=== Exercises to complete ===
[1] In the text about Chip Chan and Local 58, what call sign does the station in the Local 58 videos carry?
[2] Summarize the text about Chip Chan and Local 58 in two sentences.
[3] Carry the text about Chip Chan and Local 58 forward from its final sentence.

=== Provided text ===
These are real devices used for real purposes.
But these chips don't control minds,
that technology doesn't exist, at least not that we know of.
The tragedy is simpler and more universal.
Thousands of people watched a woman's life fall apart,
but they enjoyed the mystery.
She wasn't a person to save.
She was a puzzle to solve.
She was content.
And we're still doing it.
Every day we carry tracking devices in our pockets.
We broadcast our locations to corporations and governments
that aren't looking out for us.
We stream our lives to strangers who'll never help us.
We invite surveillance into our most private moments
and call it connection.
We live in voluntary versions.
of Chip Chan's apartment.
We just have better Wi-Fi and cleaner floors.
Chip Chan was the extreme version of what we do willingly.
She lived totally connected, yet totally alone.
The cameras never stopped rolling, the audience never stopped watching,
the show never ended.
The archives still exist, thousands of hours of footage,
screenshots of desperate cries for help,
videos of a woman slowly disappearing while the world watched.
If you search long enough, you'll find them.
You can watch a few minutes and see them.
see what everyone else saw, a woman sleeping unnaturally still on a thin mat for hours,
writing messages that nobody answered, begging for help that never came.
But remember while you're watching her, you're not investigating a mystery.
You're participating in one.
And the mystery isn't what happened to Chip Chan.
The mystery is why we watch.
Gather around. This happened, and leave the TV off for this one.
In 2015, a YouTube channel appeared called Local 58.
It looked like recordings from a public access station out of Mason's
County, West Virginia. Call sign WCLV TV. The videos were short, two or three minutes each.
Weather bulletins, emergency broadcast, kids shows, the kind of programming that aired at 3 a.m.
on stations nobody watched. But the broadcast kept getting hijacked, and the hijacked messages all
said the same thing. Don't look at the moon. The first video is called weather service.
A standard weather alert fills the screen, white text on a colored background, the kind of message
your local station runs during a tornado warning.
the screen glitches, the alert changes, then the words appear, do not look at the moon tonight.

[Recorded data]
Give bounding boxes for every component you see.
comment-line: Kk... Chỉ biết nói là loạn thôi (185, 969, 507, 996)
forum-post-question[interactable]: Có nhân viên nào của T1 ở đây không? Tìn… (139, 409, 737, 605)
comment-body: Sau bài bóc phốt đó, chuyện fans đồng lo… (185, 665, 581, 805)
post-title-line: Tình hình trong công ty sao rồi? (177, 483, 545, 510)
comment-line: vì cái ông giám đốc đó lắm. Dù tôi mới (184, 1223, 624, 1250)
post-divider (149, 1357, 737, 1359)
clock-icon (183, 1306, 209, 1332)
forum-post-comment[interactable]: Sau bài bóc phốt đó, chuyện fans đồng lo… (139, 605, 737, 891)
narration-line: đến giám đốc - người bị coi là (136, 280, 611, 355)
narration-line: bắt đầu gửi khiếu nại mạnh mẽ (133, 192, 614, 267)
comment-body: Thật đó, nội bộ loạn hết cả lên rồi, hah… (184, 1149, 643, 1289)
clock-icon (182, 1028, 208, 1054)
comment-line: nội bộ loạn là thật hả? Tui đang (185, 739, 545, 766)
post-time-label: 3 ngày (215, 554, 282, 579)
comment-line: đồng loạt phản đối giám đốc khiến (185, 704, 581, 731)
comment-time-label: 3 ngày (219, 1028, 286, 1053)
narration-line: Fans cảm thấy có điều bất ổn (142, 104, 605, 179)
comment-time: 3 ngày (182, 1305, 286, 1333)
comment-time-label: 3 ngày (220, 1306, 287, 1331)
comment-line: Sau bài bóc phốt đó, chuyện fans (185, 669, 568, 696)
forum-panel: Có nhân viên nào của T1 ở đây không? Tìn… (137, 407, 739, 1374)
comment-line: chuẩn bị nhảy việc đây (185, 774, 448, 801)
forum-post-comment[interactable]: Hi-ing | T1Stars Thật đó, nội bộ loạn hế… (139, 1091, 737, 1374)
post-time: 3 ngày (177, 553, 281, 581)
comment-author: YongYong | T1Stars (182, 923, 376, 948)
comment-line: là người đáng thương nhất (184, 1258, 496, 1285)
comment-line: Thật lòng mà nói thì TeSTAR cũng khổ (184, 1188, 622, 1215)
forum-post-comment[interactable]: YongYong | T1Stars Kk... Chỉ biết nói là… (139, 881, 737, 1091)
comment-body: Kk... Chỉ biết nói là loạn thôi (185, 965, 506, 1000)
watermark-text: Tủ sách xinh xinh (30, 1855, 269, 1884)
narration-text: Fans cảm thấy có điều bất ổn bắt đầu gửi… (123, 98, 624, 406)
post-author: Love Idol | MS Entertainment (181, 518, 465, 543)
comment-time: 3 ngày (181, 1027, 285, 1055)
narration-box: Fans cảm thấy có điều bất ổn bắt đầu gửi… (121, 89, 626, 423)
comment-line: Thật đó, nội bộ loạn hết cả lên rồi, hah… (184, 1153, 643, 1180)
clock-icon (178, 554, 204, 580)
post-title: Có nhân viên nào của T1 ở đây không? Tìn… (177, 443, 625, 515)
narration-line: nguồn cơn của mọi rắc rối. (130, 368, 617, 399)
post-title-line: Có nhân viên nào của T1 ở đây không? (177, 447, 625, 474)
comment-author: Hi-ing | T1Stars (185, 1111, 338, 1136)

=== Expected responses ===
[1] WCLV TV

[2] The text says thousands of people treated Chip Chan's collapse as a mystery to enjoy rather than a person to save, and that we now willingly live in versions of her watched, connected, lonely apartment. It then turns to Local 58, a YouTube channel from 2015 that looked like recordings from a West Virginia public access station whose broadcasts kept getting hijacked with the message not to look at the moon.

[3]
The station is trying to warn its viewers, but something else is taking control of the signal. The
text flickers, distorts and flips. Now the message reads, look at the moon, his throne, his crown.
Whatever hijacked that broadcast didn't just override the warning, it reversed it. The station
tried to protect you, the thing that took over the signal wanted you outside. The next video is,
It opens with the presidential seal and an emergency broadcast tone.
The voice is calm and measured, the kind you'd hear during a real national crisis.
Come to pass, despite the sacrifices of our citizens and the might of our armed forces,
the United States has been forced to surrender to her enemy.
Though they may occupy our borders, our streets, and our homes,
the enemy will never occupy our spirit.
That is why all Americans are now called up to act, to preserve the memory of the memory
of the United States, clear and bright, untarnished, and uncompromised.
America has lost a war. A foreign power controls the country. There is no path to victory.
But the government has one final plan. It's called the victory position. The broadcast walks viewers
through it step by step. Live face down on American soil. Press your body to the earth.
Place your hands behind your head, close your eyes. The instructions are precise. The tone is
reassuring. They tell you this is your duty as a citizen. They tell you the pain will be brief.
They tell you this is how you win. It takes a few seconds to register. The government is telling
its citizens to kill themselves, and it's framing suicide as patriotism. The broadcast ends with a
waving flag in the words, Victory is Yours America. The national anthem plays over footage of rolling
hills and farmland. And the delivery is so convincing that your body responds before your brain catches up.
Your pulse rises, your hands go cold, because you've heard that tone before.
Every tornado warning, every Amber Alert, every emergency broadcast you've ever received, use that exact voice.
Calm, authoritative, trustworthy, the voice that says, do what we tell you and you'll be safe.
In January 2018, about a year later, every phone in Hawaii received an emergency alert, ballistic missile inbound.
Seek immediate shelter, this is not a drill.
Oh, gosh, what happened?
Holy crap.
Did something happen?
It says this is not a drill.
Missile threat inbound to Hawaii.
Seek immediate shelter.
This is not a joke.
They called the nuclear bomb strike on us,
and I'll try and keep you updated on what happens.
Let's go, Dad.
They're not going to tell us.
What we need to know, like people vacationing out here.
Oh, man, look at.
This ain't no joke.
If you're watching this video,
that means I didn't make it
because of the missile.
that's coming towards Hawaii.
I had a good life.
For 38 minutes, people believed it.
Some said goodbye to their families.
Some hid their children in storm drains.
It was a false alarm.
An employee clicked the wrong button on a computer.
But for 38 minutes, a million people obeyed a message on a screen without question.
But contingency was just the beginning.
The next broadcast didn't just tell you to go outside.
They showed you what happens.
to the people who do.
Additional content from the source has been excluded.